● **INSTRUCTIONS TO FOLLOW**:
Find the string "this" in the records. Copy every line it appears in.

● **DATA SUPPLIED**:
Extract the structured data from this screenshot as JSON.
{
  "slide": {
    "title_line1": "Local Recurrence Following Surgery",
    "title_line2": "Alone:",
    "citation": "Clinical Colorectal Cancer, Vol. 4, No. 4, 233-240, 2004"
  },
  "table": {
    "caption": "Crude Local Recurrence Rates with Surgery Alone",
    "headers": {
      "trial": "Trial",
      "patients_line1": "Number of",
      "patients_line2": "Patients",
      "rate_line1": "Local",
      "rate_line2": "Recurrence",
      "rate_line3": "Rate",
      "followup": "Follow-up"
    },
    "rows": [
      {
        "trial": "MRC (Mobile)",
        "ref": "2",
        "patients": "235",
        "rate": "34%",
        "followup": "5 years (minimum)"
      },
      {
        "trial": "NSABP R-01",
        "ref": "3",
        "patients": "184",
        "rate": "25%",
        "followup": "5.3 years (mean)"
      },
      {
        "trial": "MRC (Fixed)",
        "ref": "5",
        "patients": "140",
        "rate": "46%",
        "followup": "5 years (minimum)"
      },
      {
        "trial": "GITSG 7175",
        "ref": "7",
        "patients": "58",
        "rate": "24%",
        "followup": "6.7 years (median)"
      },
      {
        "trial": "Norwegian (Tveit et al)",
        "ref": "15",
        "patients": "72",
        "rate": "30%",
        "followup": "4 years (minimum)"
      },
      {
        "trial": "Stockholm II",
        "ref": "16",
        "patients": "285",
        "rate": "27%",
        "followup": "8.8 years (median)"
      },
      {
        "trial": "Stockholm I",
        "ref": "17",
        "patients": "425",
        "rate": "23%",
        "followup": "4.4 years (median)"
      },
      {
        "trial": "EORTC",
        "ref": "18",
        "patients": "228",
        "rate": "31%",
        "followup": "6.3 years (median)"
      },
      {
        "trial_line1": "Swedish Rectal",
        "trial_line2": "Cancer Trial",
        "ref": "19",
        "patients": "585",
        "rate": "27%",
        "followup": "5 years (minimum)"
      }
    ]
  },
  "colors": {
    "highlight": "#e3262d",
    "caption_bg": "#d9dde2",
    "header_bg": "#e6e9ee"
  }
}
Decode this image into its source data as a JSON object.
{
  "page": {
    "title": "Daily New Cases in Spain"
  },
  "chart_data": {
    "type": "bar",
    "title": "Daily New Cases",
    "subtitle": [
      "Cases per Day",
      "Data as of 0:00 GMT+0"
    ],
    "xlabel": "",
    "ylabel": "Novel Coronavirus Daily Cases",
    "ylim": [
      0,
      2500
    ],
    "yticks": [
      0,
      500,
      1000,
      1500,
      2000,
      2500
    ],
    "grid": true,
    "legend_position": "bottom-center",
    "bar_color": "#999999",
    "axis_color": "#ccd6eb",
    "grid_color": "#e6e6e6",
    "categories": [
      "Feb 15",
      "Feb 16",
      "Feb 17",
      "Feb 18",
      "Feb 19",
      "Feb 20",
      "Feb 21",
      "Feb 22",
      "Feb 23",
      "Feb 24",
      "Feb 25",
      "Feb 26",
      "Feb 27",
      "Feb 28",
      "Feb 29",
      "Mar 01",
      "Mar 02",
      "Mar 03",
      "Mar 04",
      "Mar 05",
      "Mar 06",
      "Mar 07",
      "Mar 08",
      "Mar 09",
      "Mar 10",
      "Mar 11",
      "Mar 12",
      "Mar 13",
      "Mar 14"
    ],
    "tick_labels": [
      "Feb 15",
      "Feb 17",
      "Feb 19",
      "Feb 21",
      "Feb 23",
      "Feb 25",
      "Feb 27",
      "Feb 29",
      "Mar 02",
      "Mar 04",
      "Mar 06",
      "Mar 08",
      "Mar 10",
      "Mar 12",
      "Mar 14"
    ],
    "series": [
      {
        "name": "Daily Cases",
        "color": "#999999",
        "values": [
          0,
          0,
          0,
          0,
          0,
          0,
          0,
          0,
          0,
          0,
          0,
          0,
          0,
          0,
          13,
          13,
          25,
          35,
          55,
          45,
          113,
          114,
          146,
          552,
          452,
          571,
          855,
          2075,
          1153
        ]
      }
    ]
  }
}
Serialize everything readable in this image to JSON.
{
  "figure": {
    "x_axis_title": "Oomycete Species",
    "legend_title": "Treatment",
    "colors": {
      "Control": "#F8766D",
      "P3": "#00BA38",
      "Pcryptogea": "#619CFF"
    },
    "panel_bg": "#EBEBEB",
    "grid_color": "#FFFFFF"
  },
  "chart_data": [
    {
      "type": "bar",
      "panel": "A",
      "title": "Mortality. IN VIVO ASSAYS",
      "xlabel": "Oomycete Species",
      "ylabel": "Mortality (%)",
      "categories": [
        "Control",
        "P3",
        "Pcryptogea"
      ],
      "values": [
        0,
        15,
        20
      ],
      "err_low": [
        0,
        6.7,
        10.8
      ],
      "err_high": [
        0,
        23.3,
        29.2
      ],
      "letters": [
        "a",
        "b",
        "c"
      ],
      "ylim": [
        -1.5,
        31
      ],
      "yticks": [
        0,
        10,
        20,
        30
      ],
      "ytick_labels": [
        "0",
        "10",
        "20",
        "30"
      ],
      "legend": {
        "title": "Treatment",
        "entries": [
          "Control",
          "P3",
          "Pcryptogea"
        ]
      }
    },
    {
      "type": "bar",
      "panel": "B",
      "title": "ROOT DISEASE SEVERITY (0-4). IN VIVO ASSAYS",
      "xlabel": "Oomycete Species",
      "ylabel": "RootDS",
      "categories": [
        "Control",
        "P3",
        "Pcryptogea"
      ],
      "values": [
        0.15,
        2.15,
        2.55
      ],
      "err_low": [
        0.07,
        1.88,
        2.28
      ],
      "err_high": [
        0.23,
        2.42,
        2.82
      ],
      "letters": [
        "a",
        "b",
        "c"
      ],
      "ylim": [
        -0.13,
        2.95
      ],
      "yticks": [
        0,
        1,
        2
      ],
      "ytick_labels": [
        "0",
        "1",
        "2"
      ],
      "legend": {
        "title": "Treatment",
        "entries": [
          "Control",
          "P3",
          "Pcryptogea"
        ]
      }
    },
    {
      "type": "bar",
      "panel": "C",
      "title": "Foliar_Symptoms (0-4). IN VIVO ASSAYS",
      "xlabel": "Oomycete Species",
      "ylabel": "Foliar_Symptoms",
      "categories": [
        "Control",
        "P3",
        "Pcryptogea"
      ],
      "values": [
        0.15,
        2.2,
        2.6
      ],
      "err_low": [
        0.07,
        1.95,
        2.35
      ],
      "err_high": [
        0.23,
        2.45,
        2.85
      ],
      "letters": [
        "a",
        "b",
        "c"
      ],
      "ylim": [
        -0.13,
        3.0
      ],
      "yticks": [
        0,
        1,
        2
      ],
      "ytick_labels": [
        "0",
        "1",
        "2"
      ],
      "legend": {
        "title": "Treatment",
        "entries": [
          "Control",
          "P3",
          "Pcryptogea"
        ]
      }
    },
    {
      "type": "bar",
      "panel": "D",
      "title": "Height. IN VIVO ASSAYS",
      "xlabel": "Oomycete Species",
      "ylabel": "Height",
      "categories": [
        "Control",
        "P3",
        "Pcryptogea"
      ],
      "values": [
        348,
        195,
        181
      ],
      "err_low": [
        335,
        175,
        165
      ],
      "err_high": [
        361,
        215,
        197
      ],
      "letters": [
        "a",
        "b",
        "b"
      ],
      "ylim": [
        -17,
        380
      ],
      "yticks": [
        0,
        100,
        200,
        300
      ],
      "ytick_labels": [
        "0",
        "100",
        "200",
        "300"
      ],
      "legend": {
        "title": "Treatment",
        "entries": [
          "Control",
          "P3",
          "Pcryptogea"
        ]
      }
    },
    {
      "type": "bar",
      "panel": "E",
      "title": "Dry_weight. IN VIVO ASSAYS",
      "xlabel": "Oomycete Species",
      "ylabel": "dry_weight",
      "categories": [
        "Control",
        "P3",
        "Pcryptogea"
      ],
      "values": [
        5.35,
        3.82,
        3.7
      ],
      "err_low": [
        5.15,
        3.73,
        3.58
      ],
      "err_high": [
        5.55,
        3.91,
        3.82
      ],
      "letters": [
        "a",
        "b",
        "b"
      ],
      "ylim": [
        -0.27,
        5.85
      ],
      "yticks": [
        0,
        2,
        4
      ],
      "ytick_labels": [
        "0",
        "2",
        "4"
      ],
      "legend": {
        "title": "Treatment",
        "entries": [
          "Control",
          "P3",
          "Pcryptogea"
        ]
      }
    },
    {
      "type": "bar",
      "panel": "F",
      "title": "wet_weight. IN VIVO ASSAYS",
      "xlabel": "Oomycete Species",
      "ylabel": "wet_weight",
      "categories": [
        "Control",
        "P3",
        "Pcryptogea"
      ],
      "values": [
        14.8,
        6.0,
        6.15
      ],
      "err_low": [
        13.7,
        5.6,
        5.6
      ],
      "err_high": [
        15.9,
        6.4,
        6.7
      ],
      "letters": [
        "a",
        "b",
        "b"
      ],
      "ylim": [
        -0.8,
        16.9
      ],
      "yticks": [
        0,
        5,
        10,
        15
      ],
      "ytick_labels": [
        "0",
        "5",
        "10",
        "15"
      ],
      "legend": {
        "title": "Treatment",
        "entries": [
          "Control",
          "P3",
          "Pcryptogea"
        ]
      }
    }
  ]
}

● **TASK OUTPUT**:
Extract the structured data from this screenshot as JSON.
Decode this image into its source data as a JSON object.
Serialize everything readable in this image to JSON.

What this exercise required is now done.